* BEGIN *

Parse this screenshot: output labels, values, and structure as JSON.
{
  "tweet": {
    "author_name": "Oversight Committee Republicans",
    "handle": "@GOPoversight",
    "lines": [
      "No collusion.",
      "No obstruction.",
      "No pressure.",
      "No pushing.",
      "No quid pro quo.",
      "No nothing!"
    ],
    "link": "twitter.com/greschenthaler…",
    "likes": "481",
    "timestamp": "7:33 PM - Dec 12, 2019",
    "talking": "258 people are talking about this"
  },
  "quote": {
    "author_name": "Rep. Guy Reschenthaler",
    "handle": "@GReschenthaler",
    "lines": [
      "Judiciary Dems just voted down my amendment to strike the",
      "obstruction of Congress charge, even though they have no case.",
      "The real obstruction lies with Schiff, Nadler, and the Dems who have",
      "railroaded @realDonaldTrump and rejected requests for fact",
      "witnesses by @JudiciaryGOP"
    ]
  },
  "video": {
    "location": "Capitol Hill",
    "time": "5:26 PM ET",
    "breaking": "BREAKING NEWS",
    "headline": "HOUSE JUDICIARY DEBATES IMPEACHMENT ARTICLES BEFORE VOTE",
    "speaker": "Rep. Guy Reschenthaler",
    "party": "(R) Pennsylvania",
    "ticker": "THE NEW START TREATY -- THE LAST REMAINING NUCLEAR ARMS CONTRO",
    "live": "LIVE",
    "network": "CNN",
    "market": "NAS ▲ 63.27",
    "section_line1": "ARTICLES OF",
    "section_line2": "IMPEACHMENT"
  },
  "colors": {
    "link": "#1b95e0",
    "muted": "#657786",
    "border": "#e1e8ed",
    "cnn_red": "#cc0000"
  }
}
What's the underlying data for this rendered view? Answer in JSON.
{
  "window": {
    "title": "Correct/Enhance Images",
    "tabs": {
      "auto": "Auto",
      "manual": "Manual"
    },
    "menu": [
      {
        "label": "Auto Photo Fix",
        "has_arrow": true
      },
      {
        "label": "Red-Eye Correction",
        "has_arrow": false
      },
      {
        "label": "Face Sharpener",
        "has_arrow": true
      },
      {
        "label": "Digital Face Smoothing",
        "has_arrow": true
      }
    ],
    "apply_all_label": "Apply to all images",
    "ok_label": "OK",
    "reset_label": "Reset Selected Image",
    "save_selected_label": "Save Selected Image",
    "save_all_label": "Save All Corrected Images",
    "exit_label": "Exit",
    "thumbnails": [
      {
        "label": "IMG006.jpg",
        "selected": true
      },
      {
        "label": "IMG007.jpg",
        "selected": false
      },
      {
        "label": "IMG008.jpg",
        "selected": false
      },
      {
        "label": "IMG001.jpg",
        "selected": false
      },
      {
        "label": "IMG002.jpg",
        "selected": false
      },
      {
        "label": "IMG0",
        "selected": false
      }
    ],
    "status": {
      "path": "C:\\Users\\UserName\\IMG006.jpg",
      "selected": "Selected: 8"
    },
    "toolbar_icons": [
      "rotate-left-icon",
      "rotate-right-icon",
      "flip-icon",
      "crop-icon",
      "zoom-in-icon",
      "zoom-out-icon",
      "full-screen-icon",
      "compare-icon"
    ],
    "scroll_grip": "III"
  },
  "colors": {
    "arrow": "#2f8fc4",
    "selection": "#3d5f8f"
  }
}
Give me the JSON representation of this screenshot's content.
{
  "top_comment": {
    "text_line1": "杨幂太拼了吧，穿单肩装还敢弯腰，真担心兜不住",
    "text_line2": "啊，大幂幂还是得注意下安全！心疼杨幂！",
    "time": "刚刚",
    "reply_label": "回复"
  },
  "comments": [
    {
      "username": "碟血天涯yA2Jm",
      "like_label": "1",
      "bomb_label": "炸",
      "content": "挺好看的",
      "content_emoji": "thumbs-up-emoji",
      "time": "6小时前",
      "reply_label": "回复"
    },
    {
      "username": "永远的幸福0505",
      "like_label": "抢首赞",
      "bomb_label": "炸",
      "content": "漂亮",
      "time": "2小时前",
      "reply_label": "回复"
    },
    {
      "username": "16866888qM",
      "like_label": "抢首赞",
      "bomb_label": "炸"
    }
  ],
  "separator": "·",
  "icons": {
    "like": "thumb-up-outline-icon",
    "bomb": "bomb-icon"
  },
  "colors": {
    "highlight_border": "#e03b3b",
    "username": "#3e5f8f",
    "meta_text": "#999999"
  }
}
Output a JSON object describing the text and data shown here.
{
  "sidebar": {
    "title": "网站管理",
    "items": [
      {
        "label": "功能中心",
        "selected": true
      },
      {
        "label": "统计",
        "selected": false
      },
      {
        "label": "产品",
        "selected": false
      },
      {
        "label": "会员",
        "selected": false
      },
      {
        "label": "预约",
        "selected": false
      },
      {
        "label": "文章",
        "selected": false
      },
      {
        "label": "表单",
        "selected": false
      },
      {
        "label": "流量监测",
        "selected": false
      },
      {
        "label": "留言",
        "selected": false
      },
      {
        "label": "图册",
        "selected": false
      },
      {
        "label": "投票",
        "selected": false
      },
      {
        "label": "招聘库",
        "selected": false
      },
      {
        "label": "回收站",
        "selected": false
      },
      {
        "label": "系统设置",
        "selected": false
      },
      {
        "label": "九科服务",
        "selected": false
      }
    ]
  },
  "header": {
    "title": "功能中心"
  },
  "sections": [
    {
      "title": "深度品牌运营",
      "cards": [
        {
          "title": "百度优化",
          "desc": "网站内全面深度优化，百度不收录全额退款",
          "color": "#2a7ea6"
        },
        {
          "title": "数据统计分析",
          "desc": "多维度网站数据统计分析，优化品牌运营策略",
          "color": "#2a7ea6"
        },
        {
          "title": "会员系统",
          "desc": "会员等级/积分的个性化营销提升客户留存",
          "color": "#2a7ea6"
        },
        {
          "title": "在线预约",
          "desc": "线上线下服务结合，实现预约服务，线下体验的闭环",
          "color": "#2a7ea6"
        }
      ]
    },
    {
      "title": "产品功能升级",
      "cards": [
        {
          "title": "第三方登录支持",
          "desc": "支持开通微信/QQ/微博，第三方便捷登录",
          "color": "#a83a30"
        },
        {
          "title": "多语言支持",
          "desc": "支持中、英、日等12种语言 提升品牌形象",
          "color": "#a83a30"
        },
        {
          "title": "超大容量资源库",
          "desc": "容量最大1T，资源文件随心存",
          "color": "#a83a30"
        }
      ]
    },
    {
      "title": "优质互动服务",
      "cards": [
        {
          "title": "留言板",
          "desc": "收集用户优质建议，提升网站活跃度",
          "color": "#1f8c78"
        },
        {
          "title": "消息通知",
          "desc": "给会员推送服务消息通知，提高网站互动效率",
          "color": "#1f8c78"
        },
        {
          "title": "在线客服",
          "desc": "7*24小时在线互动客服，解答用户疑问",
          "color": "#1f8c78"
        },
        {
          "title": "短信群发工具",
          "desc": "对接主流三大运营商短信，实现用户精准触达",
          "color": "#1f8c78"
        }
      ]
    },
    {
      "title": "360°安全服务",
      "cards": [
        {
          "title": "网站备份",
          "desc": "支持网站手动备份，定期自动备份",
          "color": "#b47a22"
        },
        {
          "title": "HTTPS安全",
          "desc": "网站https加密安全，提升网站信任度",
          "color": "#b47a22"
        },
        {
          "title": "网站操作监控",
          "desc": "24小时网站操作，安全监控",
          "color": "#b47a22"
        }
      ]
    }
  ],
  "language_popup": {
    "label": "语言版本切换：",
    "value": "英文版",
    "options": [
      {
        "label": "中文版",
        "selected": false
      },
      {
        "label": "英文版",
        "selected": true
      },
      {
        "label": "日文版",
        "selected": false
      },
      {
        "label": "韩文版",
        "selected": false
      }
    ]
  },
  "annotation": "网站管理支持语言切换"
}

* END *

- TASK DESCRIPTION -
Would you write down every record again, exactly?

- IN RESPONSE -
Parse this screenshot: output labels, values, and structure as JSON.
{
  "tweet": {
    "author_name": "Oversight Committee Republicans",
    "handle": "@GOPoversight",
    "lines": [
      "No collusion.",
      "No obstruction.",
      "No pressure.",
      "No pushing.",
      "No quid pro quo.",
      "No nothing!"
    ],
    "link": "twitter.com/greschenthaler…",
    "likes": "481",
    "timestamp": "7:33 PM - Dec 12, 2019",
    "talking": "258 people are talking about this"
  },
  "quote": {
    "author_name": "Rep. Guy Reschenthaler",
    "handle": "@GReschenthaler",
    "lines": [
      "Judiciary Dems just voted down my amendment to strike the",
      "obstruction of Congress charge, even though they have no case.",
      "The real obstruction lies with Schiff, Nadler, and the Dems who have",
      "railroaded @realDonaldTrump and rejected requests for fact",
      "witnesses by @JudiciaryGOP"
    ]
  },
  "video": {
    "location": "Capitol Hill",
    "time": "5:26 PM ET",
    "breaking": "BREAKING NEWS",
    "headline": "HOUSE JUDICIARY DEBATES IMPEACHMENT ARTICLES BEFORE VOTE",
    "speaker": "Rep. Guy Reschenthaler",
    "party": "(R) Pennsylvania",
    "ticker": "THE NEW START TREATY -- THE LAST REMAINING NUCLEAR ARMS CONTRO",
    "live": "LIVE",
    "network": "CNN",
    "market": "NAS ▲ 63.27",
    "section_line1": "ARTICLES OF",
    "section_line2": "IMPEACHMENT"
  },
  "colors": {
    "link": "#1b95e0",
    "muted": "#657786",
    "border": "#e1e8ed",
    "cnn_red": "#cc0000"
  }
}
What's the underlying data for this rendered view? Answer in JSON.
{
  "window": {
    "title": "Correct/Enhance Images",
    "tabs": {
      "auto": "Auto",
      "manual": "Manual"
    },
    "menu": [
      {
        "label": "Auto Photo Fix",
        "has_arrow": true
      },
      {
        "label": "Red-Eye Correction",
        "has_arrow": false
      },
      {
        "label": "Face Sharpener",
        "has_arrow": true
      },
      {
        "label": "Digital Face Smoothing",
        "has_arrow": true
      }
    ],
    "apply_all_label": "Apply to all images",
    "ok_label": "OK",
    "reset_label": "Reset Selected Image",
    "save_selected_label": "Save Selected Image",
    "save_all_label": "Save All Corrected Images",
    "exit_label": "Exit",
    "thumbnails": [
      {
        "label": "IMG006.jpg",
        "selected": true
      },
      {
        "label": "IMG007.jpg",
        "selected": false
      },
      {
        "label": "IMG008.jpg",
        "selected": false
      },
      {
        "label": "IMG001.jpg",
        "selected": false
      },
      {
        "label": "IMG002.jpg",
        "selected": false
      },
      {
        "label": "IMG0",
        "selected": false
      }
    ],
    "status": {
      "path": "C:\\Users\\UserName\\IMG006.jpg",
      "selected": "Selected: 8"
    },
    "toolbar_icons": [
      "rotate-left-icon",
      "rotate-right-icon",
      "flip-icon",
      "crop-icon",
      "zoom-in-icon",
      "zoom-out-icon",
      "full-screen-icon",
      "compare-icon"
    ],
    "scroll_grip": "III"
  },
  "colors": {
    "arrow": "#2f8fc4",
    "selection": "#3d5f8f"
  }
}
Give me the JSON representation of this screenshot's content.
{
  "top_comment": {
    "text_line1": "杨幂太拼了吧，穿单肩装还敢弯腰，真担心兜不住",
    "text_line2": "啊，大幂幂还是得注意下安全！心疼杨幂！",
    "time": "刚刚",
    "reply_label": "回复"
  },
  "comments": [
    {
      "username": "碟血天涯yA2Jm",
      "like_label": "1",
      "bomb_label": "炸",
      "content": "挺好看的",
      "content_emoji": "thumbs-up-emoji",
      "time": "6小时前",
      "reply_label": "回复"
    },
    {
      "username": "永远的幸福0505",
      "like_label": "抢首赞",
      "bomb_label": "炸",
      "content": "漂亮",
      "time": "2小时前",
      "reply_label": "回复"
    },
    {
      "username": "16866888qM",
      "like_label": "抢首赞",
      "bomb_label": "炸"
    }
  ],
  "separator": "·",
  "icons": {
    "like": "thumb-up-outline-icon",
    "bomb": "bomb-icon"
  },
  "colors": {
    "highlight_border": "#e03b3b",
    "username": "#3e5f8f",
    "meta_text": "#999999"
  }
}
Output a JSON object describing the text and data shown here.
{
  "sidebar": {
    "title": "网站管理",
    "items": [
      {
        "label": "功能中心",
        "selected": true
      },
      {
        "label": "统计",
        "selected": false
      },
      {
        "label": "产品",
        "selected": false
      },
      {
        "label": "会员",
        "selected": false
      },
      {
        "label": "预约",
        "selected": false
      },
      {
        "label": "文章",
        "selected": false
      },
      {
        "label": "表单",
        "selected": false
      },
      {
        "label": "流量监测",
        "selected": false
      },
      {
        "label": "留言",
        "selected": false
      },
      {
        "label": "图册",
        "selected": false
      },
      {
        "label": "投票",
        "selected": false
      },
      {
        "label": "招聘库",
        "selected": false
      },
      {
        "label": "回收站",
        "selected": false
      },
      {
        "label": "系统设置",
        "selected": false
      },
      {
        "label": "九科服务",
        "selected": false
      }
    ]
  },
  "header": {
    "title": "功能中心"
  },
  "sections": [
    {
      "title": "深度品牌运营",
      "cards": [
        {
          "title": "百度优化",
          "desc": "网站内全面深度优化，百度不收录全额退款",
          "color": "#2a7ea6"
        },
        {
          "title": "数据统计分析",
          "desc": "多维度网站数据统计分析，优化品牌运营策略",
          "color": "#2a7ea6"
        },
        {
          "title": "会员系统",
          "desc": "会员等级/积分的个性化营销提升客户留存",
          "color": "#2a7ea6"
        },
        {
          "title": "在线预约",
          "desc": "线上线下服务结合，实现预约服务，线下体验的闭环",
          "color": "#2a7ea6"
        }
      ]
    },
    {
      "title": "产品功能升级",
      "cards": [
        {
          "title": "第三方登录支持",
          "desc": "支持开通微信/QQ/微博，第三方便捷登录",
          "color": "#a83a30"
        },
        {
          "title": "多语言支持",
          "desc": "支持中、英、日等12种语言 提升品牌形象",
          "color": "#a83a30"
        },
        {
          "title": "超大容量资源库",
          "desc": "容量最大1T，资源文件随心存",
          "color": "#a83a30"
        }
      ]
    },
    {
      "title": "优质互动服务",
      "cards": [
        {
          "title": "留言板",
          "desc": "收集用户优质建议，提升网站活跃度",
          "color": "#1f8c78"
        },
        {
          "title": "消息通知",
          "desc": "给会员推送服务消息通知，提高网站互动效率",
          "color": "#1f8c78"
        },
        {
          "title": "在线客服",
          "desc": "7*24小时在线互动客服，解答用户疑问",
          "color": "#1f8c78"
        },
        {
          "title": "短信群发工具",
          "desc": "对接主流三大运营商短信，实现用户精准触达",
          "color": "#1f8c78"
        }
      ]
    },
    {
      "title": "360°安全服务",
      "cards": [
        {
          "title": "网站备份",
          "desc": "支持网站手动备份，定期自动备份",
          "color": "#b47a22"
        },
        {
          "title": "HTTPS安全",
          "desc": "网站https加密安全，提升网站信任度",
          "color": "#b47a22"
        },
        {
          "title": "网站操作监控",
          "desc": "24小时网站操作，安全监控",
          "color": "#b47a22"
        }
      ]
    }
  ],
  "language_popup": {
    "label": "语言版本切换：",
    "value": "英文版",
    "options": [
      {
        "label": "中文版",
        "selected": false
      },
      {
        "label": "英文版",
        "selected": true
      },
      {
        "label": "日文版",
        "selected": false
      },
      {
        "label": "韩文版",
        "selected": false
      }
    ]
  },
  "annotation": "网站管理支持语言切换"
}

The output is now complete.